** BEGIN **

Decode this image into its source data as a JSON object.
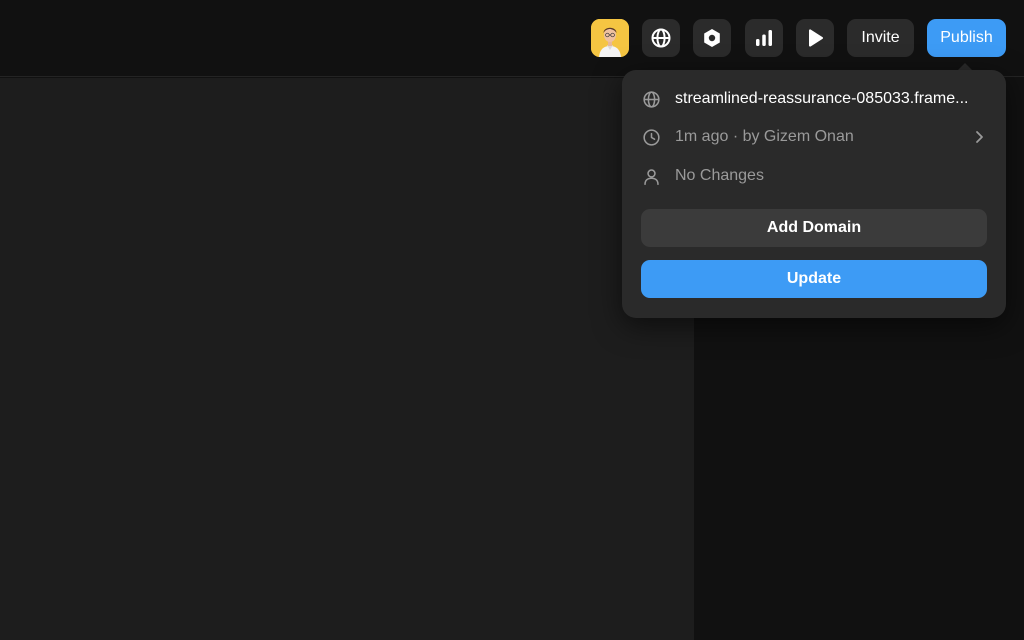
{
  "toolbar": {
    "avatar_name": "user-avatar",
    "invite_label": "Invite",
    "publish_label": "Publish"
  },
  "publish_popover": {
    "url": "streamlined-reassurance-085033.frame...",
    "last_published": "1m ago · by Gizem Onan",
    "changes_status": "No Changes",
    "add_domain_label": "Add Domain",
    "update_label": "Update"
  },
  "icons": {
    "globe": "globe-icon",
    "hexagon": "hexagon-icon",
    "analytics": "bar-chart-icon",
    "play": "play-icon",
    "clock": "clock-icon",
    "person": "user-icon",
    "chevron": "chevron-right-icon"
  },
  "colors": {
    "accent": "#3d9bf5",
    "toolbar_bg": "#111111",
    "canvas_bg": "#1d1d1d",
    "popover_bg": "#2a2a2a",
    "button_bg": "#2b2b2b",
    "avatar_bg": "#f5c542"
  }
}
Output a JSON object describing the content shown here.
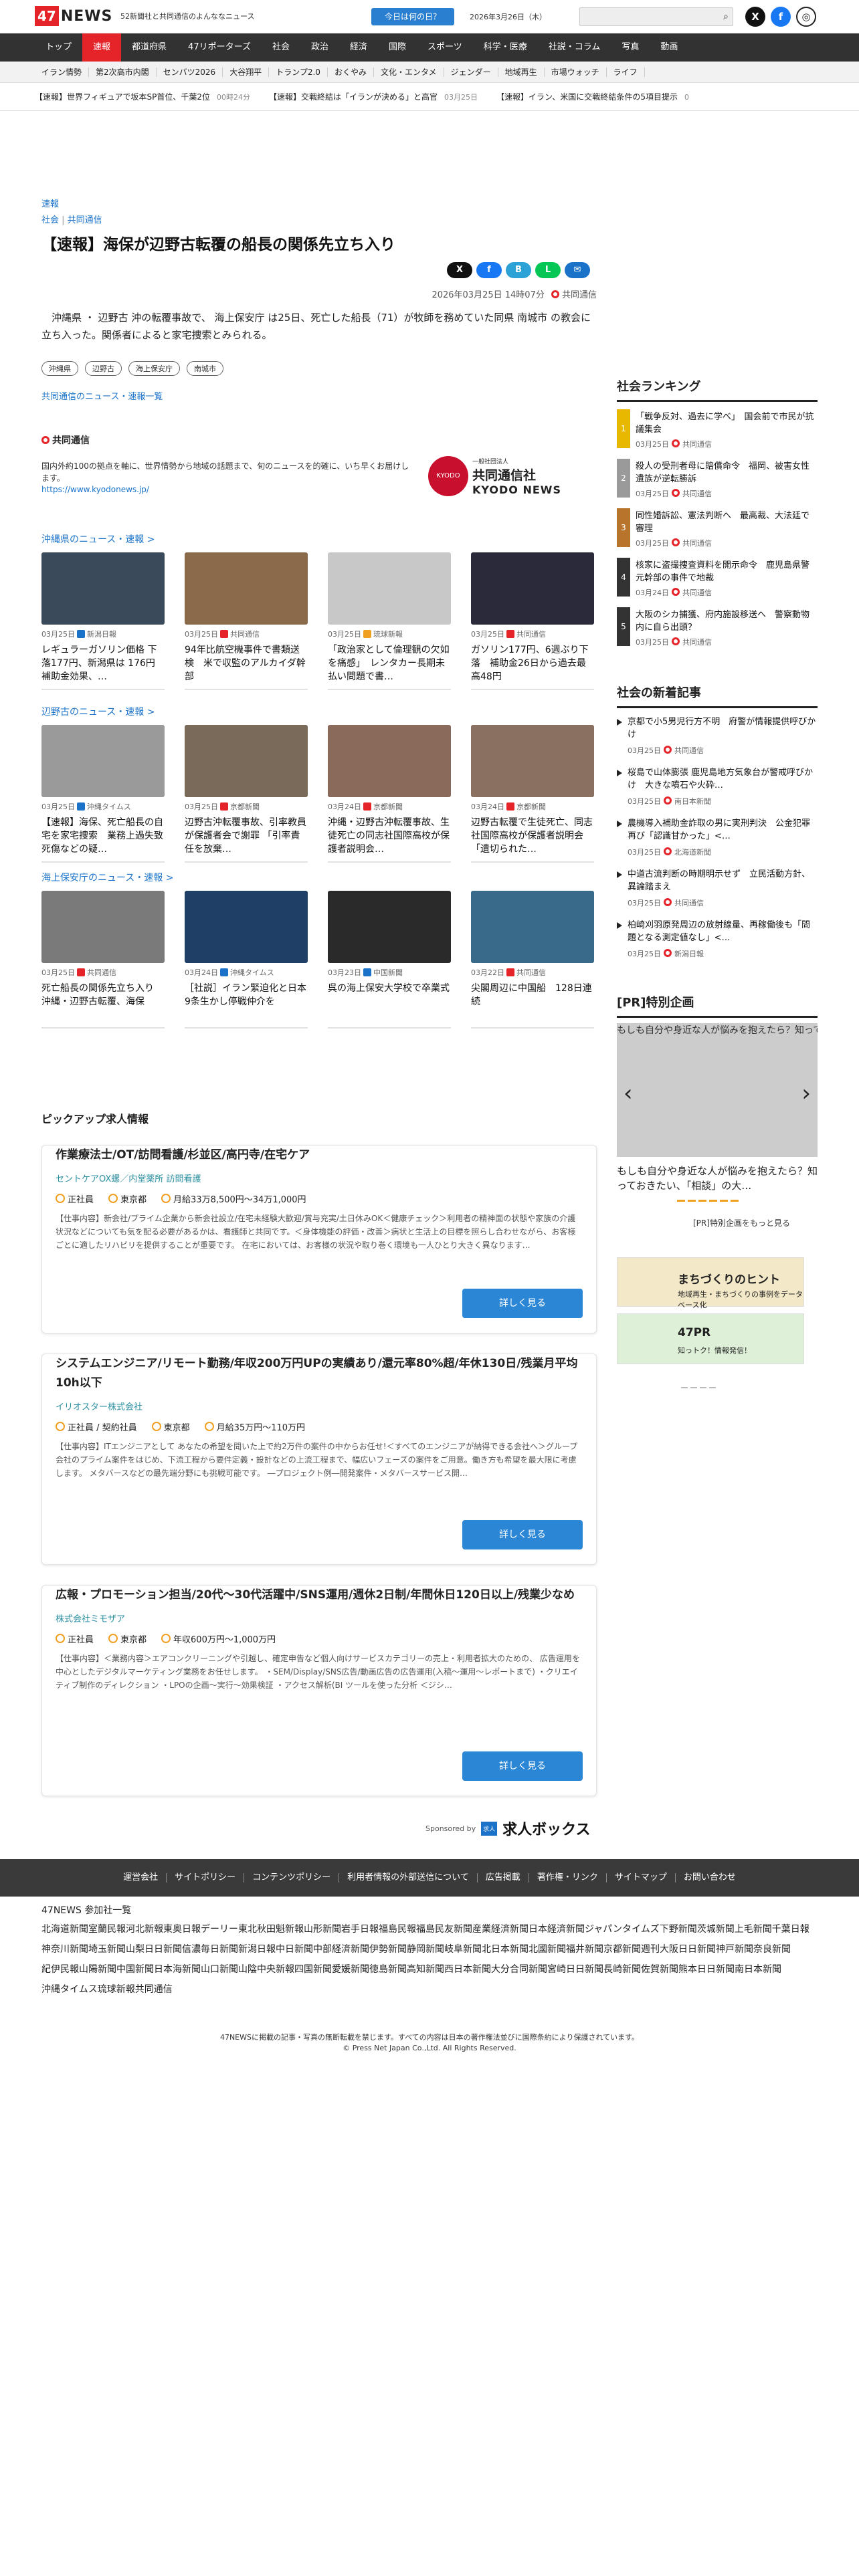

** END **

- What is being asked
Omit the pictures, and quote the material above exactly as given.

- Result for this task
Decode this image into its source data as a JSON object.
{
  "toolbar": {
    "avatar_name": "user-avatar",
    "invite_label": "Invite",
    "publish_label": "Publish"
  },
  "publish_popover": {
    "url": "streamlined-reassurance-085033.frame...",
    "last_published": "1m ago · by Gizem Onan",
    "changes_status": "No Changes",
    "add_domain_label": "Add Domain",
    "update_label": "Update"
  },
  "icons": {
    "globe": "globe-icon",
    "hexagon": "hexagon-icon",
    "analytics": "bar-chart-icon",
    "play": "play-icon",
    "clock": "clock-icon",
    "person": "user-icon",
    "chevron": "chevron-right-icon"
  },
  "colors": {
    "accent": "#3d9bf5",
    "toolbar_bg": "#111111",
    "canvas_bg": "#1d1d1d",
    "popover_bg": "#2a2a2a",
    "button_bg": "#2b2b2b",
    "avatar_bg": "#f5c542"
  }
}
Output a JSON object describing the content shown here.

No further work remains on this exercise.